THE REQUEST —
Retype the listing that follows, exactly as written.

RECORDED INFORMATION —
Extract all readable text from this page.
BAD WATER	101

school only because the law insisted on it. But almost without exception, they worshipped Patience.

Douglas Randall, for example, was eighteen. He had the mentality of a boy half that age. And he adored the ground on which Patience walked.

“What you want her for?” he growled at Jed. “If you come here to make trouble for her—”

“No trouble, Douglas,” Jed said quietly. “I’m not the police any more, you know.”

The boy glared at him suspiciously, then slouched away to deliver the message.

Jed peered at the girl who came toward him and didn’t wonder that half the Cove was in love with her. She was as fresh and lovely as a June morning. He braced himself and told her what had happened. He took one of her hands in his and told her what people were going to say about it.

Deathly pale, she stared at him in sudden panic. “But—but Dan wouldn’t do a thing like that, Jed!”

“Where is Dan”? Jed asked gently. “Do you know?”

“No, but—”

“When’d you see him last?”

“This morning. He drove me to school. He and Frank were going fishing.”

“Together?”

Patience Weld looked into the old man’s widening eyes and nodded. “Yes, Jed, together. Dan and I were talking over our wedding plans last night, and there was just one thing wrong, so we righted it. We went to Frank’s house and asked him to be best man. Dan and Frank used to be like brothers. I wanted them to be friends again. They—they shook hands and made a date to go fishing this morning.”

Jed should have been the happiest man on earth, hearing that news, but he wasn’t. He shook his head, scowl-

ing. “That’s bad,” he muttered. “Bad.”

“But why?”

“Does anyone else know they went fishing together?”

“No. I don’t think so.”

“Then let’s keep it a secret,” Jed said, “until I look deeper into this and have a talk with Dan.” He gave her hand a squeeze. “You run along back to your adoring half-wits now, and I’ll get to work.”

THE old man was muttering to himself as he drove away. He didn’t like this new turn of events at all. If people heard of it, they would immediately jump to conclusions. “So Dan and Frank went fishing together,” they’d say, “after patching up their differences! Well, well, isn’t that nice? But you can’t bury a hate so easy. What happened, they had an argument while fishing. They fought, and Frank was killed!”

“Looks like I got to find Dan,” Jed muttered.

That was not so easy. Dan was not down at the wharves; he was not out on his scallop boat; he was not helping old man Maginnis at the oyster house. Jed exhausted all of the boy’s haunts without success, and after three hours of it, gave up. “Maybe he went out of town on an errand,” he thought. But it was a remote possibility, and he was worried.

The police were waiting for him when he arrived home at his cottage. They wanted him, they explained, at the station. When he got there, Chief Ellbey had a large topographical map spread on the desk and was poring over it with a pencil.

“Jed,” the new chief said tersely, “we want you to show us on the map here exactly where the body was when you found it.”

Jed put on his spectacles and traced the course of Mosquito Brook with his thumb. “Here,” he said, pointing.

RESPONSE TO THIS EXERCISE —
Extract all readable text from this page.
BAD WATER	101

school only because the law insisted on it. But almost without exception, they worshipped Patience.

Douglas Randall, for example, was eighteen. He had the mentality of a boy half that age. And he adored the ground on which Patience walked.

“What you want her for?” he growled at Jed. “If you come here to make trouble for her—”

“No trouble, Douglas,” Jed said quietly. “I’m not the police any more, you know.”

The boy glared at him suspiciously, then slouched away to deliver the message.

Jed peered at the girl who came toward him and didn’t wonder that half the Cove was in love with her. She was as fresh and lovely as a June morning. He braced himself and told her what had happened. He took one of her hands in his and told her what people were going to say about it.

Deathly pale, she stared at him in sudden panic. “But—but Dan wouldn’t do a thing like that, Jed!”

“Where is Dan”? Jed asked gently. “Do you know?”

“No, but—”

“When’d you see him last?”

“This morning. He drove me to school. He and Frank were going fishing.”

“Together?”

Patience Weld looked into the old man’s widening eyes and nodded. “Yes, Jed, together. Dan and I were talking over our wedding plans last night, and there was just one thing wrong, so we righted it. We went to Frank’s house and asked him to be best man. Dan and Frank used to be like brothers. I wanted them to be friends again. They—they shook hands and made a date to go fishing this morning.”

Jed should have been the happiest man on earth, hearing that news, but he wasn’t. He shook his head, scowl-

ing. “That’s bad,” he muttered. “Bad.”

“But why?”

“Does anyone else know they went fishing together?”

“No. I don’t think so.”

“Then let’s keep it a secret,” Jed said, “until I look deeper into this and have a talk with Dan.” He gave her hand a squeeze. “You run along back to your adoring half-wits now, and I’ll get to work.”

THE old man was muttering to himself as he drove away. He didn’t like this new turn of events at all. If people heard of it, they would immediately jump to conclusions. “So Dan and Frank went fishing together,” they’d say, “after patching up their differences! Well, well, isn’t that nice? But you can’t bury a hate so easy. What happened, they had an argument while fishing. They fought, and Frank was killed!”

“Looks like I got to find Dan,” Jed muttered.

That was not so easy. Dan was not down at the wharves; he was not out on his scallop boat; he was not helping old man Maginnis at the oyster house. Jed exhausted all of the boy’s haunts without success, and after three hours of it, gave up. “Maybe he went out of town on an errand,” he thought. But it was a remote possibility, and he was worried.

The police were waiting for him when he arrived home at his cottage. They wanted him, they explained, at the station. When he got there, Chief Ellbey had a large topographical map spread on the desk and was poring over it with a pencil.

“Jed,” the new chief said tersely, “we want you to show us on the map here exactly where the body was when you found it.”

Jed put on his spectacles and traced the course of Mosquito Brook with his thumb. “Here,” he said, pointing.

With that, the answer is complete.